* _WHAT TO PRODUCE_: Return every record below exactly as written, but leave out the pictures.

Start of THE DATA

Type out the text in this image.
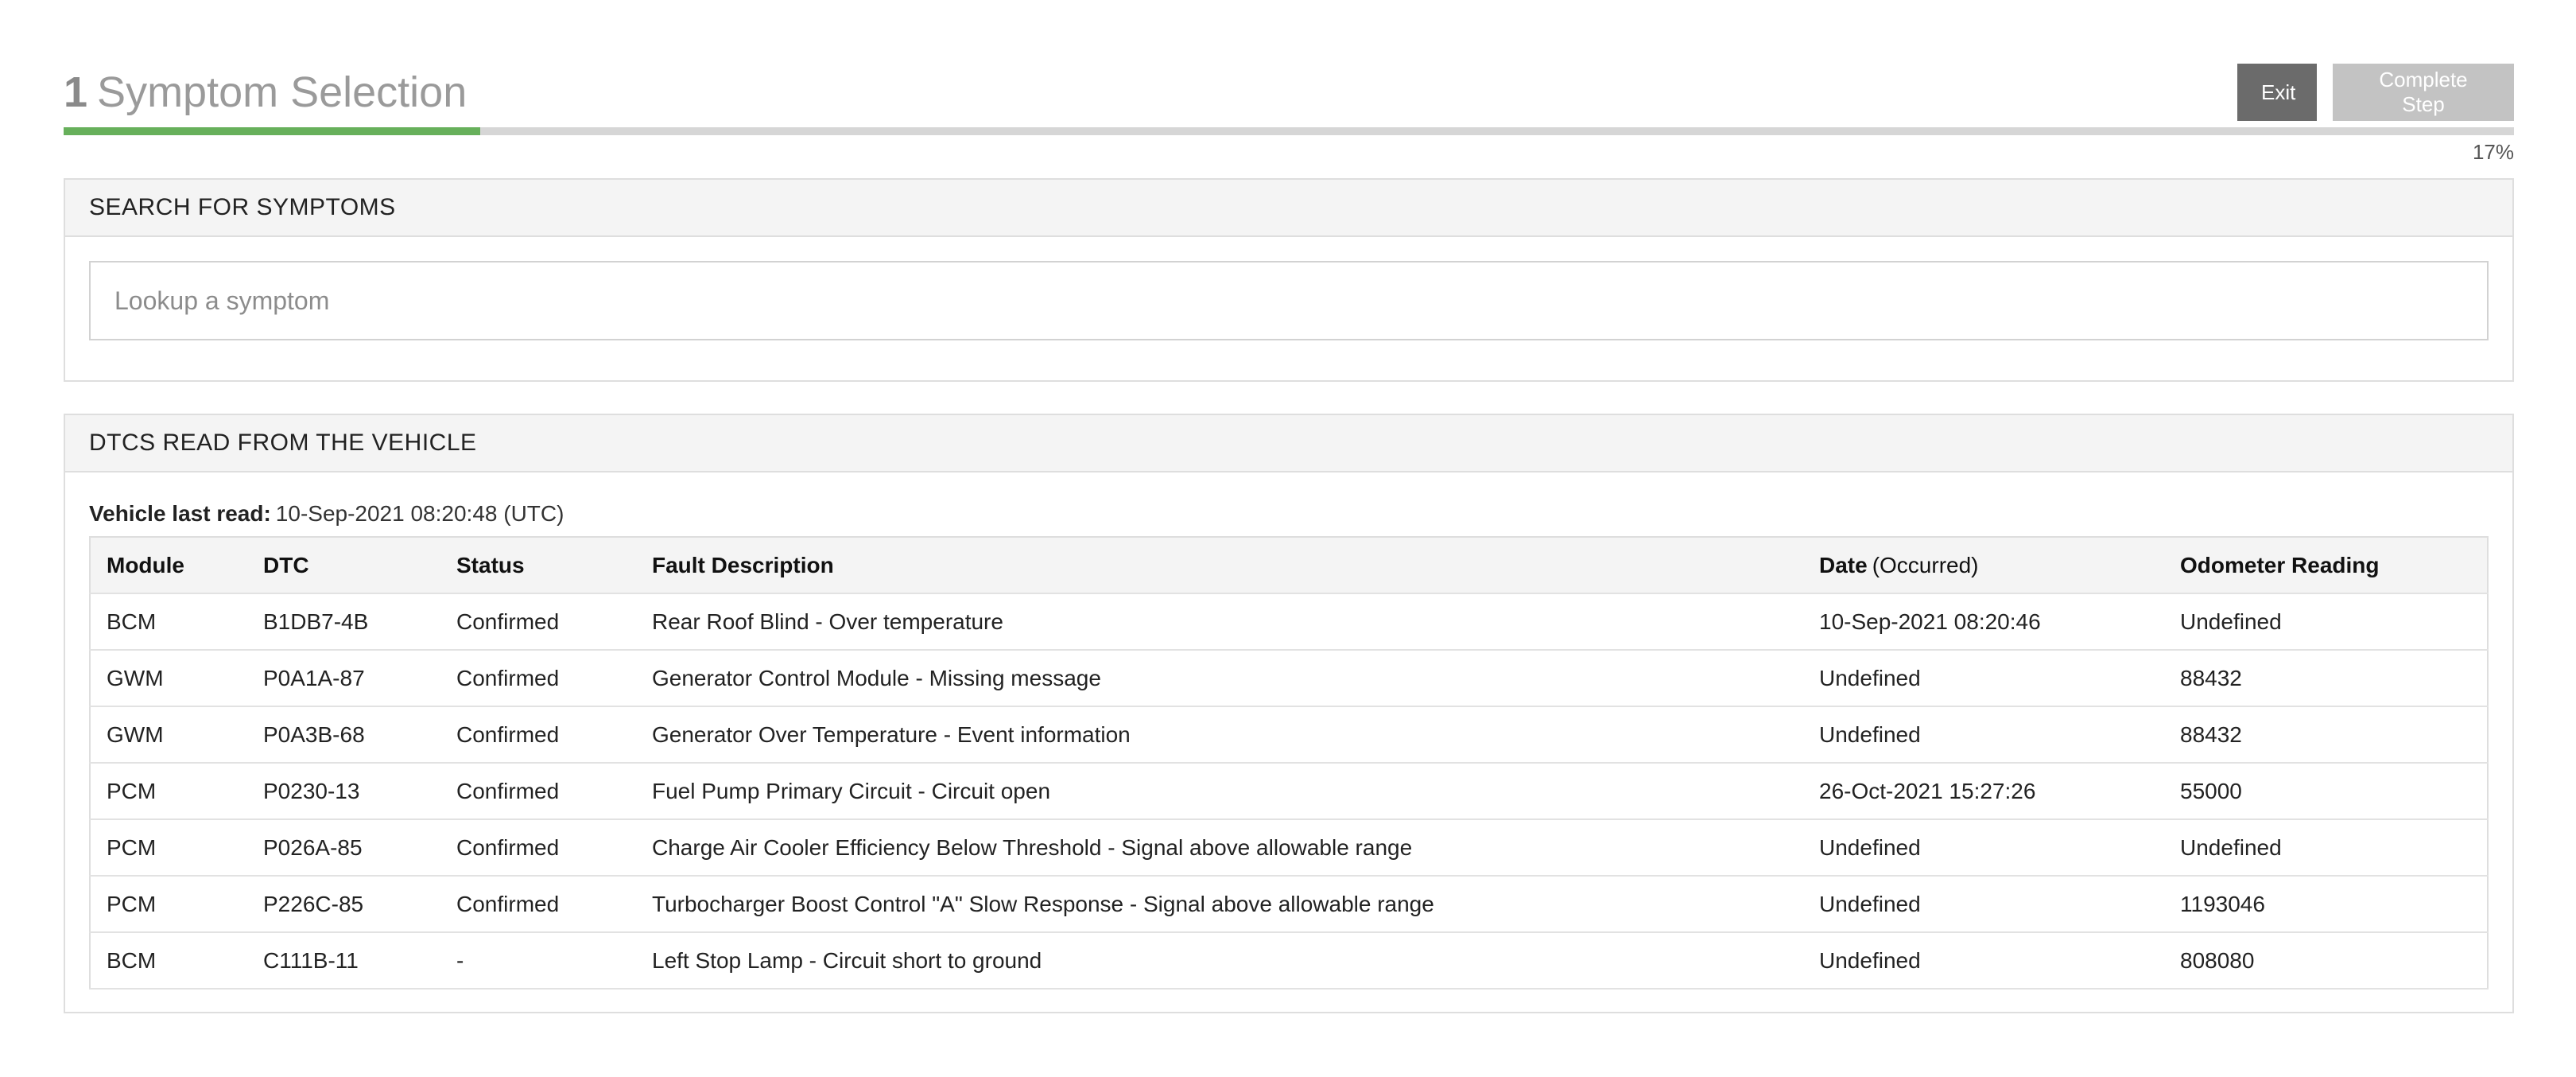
1 Symptom Selection	Exit
Complete Step
17%
SEARCH FOR SYMPTOMS
Lookup a symptom
DTCS READ FROM THE VEHICLE
Vehicle last read: 10-Sep-2021 08:20:48 (UTC)
Module	DTC	Status	Fault Description	Date (Occurred)	Odometer Reading
BCM	B1DB7-4B	Confirmed	Rear Roof Blind - Over temperature	10-Sep-2021 08:20:46	Undefined
GWM	P0A1A-87	Confirmed	Generator Control Module - Missing message	Undefined	88432
GWM	P0A3B-68	Confirmed	Generator Over Temperature - Event information	Undefined	88432
PCM	P0230-13	Confirmed	Fuel Pump Primary Circuit - Circuit open	26-Oct-2021 15:27:26	55000
PCM	P026A-85	Confirmed	Charge Air Cooler Efficiency Below Threshold - Signal above allowable range	Undefined	Undefined
PCM	P226C-85	Confirmed	Turbocharger Boost Control "A" Slow Response - Signal above allowable range	Undefined	1193046
BCM	C111B-11	-	Left Stop Lamp - Circuit short to ground	Undefined	808080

End of THE DATA

* _SOLUTION TO THIS PROBLEM_:
Type out the text in this image.
1 Symptom Selection	Exit
Complete Step
17%
SEARCH FOR SYMPTOMS
Lookup a symptom
DTCS READ FROM THE VEHICLE
Vehicle last read: 10-Sep-2021 08:20:48 (UTC)
Module	DTC	Status	Fault Description	Date (Occurred)	Odometer Reading
BCM	B1DB7-4B	Confirmed	Rear Roof Blind - Over temperature	10-Sep-2021 08:20:46	Undefined
GWM	P0A1A-87	Confirmed	Generator Control Module - Missing message	Undefined	88432
GWM	P0A3B-68	Confirmed	Generator Over Temperature - Event information	Undefined	88432
PCM	P0230-13	Confirmed	Fuel Pump Primary Circuit - Circuit open	26-Oct-2021 15:27:26	55000
PCM	P026A-85	Confirmed	Charge Air Cooler Efficiency Below Threshold - Signal above allowable range	Undefined	Undefined
PCM	P226C-85	Confirmed	Turbocharger Boost Control "A" Slow Response - Signal above allowable range	Undefined	1193046
BCM	C111B-11	-	Left Stop Lamp - Circuit short to ground	Undefined	808080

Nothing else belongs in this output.